Page excerpt:
───

Issue (i): Whether wire rods drawn into wire by reducing gauge amounted to manufacture for central excise purposes.
Analysis: The process of drawing wire rods to reduce their dimensions was treated as a settled process in excise law, but the Tribunal relied on the fact that the material remained within the same broad description in the cited circumstances. On the record, the challenge to excisability did not justify upholding the demand where the departmental case failed on the duty-paid character of the inputs and the exemption position.
Conclusion: The issue was not decided against the assessee so as to sustain the demand.
Issue (ii): Whether the department had discharged the burden of proving that the raw materials purchased from the open market were not duty paid, so as to sustain the demand and deny exemption.
Analysis: Goods purchased from the open market are to be treated as duty paid unless the contrary is proved. The burden therefore lay on the department to show that the wire rods were not duty paid, and that burden was not discharged. The materials were purchased from SAIL or the open market and the evidence relied upon by the department was insufficient to rebut the presumption. In these circumstances, the denial of exemption and the consequential demand could not be sustained.
Conclusion: The department failed to prove that the inputs were not duty paid, and the demand was unsustainable.
Final Conclusion: The impugned order was set aside and the appeals succeeded because the department did not rebut the presumption that the inputs were duty paid.
Ratio Decidendi: Where goods are purchased from the open market, they are to be treated as duty paid unless the department proves otherwise, and a demand based on denial of that presumption cannot stand without such proof.

───

Written instruction 1: List each distinct label that opens a paragraph in the ruling summary, counting a repeated label once.
Written instruction 2: Reproduce the records from their first line through the line that contains "desktop-icon-label: 我的文档 (25, 87, 46, 93)", both included, and nothing else.

Rows:
───

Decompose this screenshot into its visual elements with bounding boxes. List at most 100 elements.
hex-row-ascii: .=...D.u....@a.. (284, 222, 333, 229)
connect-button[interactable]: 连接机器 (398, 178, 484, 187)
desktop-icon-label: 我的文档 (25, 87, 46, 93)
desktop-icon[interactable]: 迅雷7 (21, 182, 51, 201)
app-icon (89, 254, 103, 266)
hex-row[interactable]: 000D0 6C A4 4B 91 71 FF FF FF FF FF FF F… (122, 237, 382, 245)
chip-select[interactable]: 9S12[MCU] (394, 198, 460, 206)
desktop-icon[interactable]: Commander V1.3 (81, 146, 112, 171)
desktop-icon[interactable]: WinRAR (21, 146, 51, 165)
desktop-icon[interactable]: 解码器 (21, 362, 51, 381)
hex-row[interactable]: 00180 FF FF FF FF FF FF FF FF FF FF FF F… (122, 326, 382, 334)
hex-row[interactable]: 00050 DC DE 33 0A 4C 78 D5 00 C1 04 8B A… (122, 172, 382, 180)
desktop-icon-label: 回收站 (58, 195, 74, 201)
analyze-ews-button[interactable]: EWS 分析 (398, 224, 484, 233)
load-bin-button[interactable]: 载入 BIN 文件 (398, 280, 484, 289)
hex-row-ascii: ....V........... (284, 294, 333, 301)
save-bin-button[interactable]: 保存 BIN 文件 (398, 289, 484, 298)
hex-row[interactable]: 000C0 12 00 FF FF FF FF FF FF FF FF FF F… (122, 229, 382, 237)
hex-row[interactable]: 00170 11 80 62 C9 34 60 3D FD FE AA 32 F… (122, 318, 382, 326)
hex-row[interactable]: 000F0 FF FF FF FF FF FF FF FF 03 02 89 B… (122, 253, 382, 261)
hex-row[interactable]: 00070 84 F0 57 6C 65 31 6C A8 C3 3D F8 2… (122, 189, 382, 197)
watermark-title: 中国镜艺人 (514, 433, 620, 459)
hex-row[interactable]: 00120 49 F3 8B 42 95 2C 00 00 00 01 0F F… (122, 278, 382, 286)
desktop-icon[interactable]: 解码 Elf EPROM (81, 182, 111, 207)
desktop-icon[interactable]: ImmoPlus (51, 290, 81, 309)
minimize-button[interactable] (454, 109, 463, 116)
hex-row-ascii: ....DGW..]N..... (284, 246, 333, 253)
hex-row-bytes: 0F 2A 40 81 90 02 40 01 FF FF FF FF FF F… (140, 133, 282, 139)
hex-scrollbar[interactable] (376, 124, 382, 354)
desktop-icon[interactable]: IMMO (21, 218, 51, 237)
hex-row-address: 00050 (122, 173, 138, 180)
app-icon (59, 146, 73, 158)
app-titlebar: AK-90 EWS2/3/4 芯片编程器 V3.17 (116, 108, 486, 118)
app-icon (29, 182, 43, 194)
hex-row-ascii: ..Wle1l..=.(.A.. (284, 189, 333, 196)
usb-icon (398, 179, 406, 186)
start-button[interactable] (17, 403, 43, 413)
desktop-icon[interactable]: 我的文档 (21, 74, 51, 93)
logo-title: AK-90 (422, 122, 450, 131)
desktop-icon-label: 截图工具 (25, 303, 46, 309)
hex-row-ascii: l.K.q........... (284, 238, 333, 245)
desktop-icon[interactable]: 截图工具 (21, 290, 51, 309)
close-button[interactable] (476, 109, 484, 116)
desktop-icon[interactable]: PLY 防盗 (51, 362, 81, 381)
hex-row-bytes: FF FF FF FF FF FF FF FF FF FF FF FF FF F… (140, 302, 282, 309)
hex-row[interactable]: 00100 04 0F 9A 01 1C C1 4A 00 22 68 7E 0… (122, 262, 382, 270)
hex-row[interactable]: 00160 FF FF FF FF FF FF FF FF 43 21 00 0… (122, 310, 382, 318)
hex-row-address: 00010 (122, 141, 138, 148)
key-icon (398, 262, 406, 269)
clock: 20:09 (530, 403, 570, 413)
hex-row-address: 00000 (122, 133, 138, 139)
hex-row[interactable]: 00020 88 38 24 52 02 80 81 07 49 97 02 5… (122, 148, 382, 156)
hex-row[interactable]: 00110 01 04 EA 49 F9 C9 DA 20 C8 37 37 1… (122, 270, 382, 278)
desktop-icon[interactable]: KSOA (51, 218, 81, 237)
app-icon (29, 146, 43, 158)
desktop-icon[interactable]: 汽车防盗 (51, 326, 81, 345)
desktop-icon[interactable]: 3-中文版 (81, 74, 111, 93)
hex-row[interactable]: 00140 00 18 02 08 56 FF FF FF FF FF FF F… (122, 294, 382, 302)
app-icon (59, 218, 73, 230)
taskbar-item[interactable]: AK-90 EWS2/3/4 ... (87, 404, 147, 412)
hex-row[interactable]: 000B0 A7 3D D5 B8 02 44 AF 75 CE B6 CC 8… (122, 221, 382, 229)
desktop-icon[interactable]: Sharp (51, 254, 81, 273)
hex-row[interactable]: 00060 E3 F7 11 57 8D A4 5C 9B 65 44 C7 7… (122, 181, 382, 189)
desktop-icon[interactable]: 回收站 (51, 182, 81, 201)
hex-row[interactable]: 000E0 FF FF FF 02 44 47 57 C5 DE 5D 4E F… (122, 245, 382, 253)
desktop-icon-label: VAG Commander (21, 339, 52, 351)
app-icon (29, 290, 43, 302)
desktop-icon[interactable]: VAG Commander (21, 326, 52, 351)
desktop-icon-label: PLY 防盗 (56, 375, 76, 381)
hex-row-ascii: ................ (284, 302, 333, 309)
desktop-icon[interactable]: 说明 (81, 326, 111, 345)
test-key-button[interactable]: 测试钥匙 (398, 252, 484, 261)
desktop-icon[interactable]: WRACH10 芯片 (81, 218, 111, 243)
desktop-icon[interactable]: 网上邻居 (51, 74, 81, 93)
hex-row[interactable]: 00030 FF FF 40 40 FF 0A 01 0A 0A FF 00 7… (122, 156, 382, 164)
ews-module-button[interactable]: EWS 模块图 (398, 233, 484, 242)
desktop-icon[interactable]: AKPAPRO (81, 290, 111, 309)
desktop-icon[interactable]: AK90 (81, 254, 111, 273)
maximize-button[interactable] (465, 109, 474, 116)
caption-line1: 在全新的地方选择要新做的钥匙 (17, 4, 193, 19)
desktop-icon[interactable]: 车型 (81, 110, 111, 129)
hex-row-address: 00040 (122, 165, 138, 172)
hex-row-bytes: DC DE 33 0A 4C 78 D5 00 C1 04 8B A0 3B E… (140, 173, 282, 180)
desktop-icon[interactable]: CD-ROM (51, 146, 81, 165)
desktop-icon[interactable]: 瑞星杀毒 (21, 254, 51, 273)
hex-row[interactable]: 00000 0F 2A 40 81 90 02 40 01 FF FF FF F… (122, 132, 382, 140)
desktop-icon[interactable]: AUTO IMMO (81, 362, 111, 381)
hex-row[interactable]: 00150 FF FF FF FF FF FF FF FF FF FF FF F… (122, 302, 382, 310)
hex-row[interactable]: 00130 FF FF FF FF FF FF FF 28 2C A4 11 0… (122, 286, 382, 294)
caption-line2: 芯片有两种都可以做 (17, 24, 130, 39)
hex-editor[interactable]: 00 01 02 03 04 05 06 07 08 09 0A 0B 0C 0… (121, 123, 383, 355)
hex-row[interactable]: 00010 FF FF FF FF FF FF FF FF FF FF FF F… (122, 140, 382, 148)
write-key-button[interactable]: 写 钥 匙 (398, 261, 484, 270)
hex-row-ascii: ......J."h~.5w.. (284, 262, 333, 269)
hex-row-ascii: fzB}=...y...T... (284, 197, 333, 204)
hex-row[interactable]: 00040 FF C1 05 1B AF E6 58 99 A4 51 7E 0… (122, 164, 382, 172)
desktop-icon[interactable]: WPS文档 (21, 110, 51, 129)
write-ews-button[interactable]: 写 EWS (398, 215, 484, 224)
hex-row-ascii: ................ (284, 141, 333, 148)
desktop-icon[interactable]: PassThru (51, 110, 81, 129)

───

Result 1: Issue (i), Analysis, Conclusion, Issue (ii), Final Conclusion, Ratio Decidendi

Result 2:
Decompose this screenshot into its visual elements with bounding boxes. List at most 100 elements.
hex-row-ascii: .=...D.u....@a.. (284, 222, 333, 229)
connect-button[interactable]: 连接机器 (398, 178, 484, 187)
desktop-icon-label: 我的文档 (25, 87, 46, 93)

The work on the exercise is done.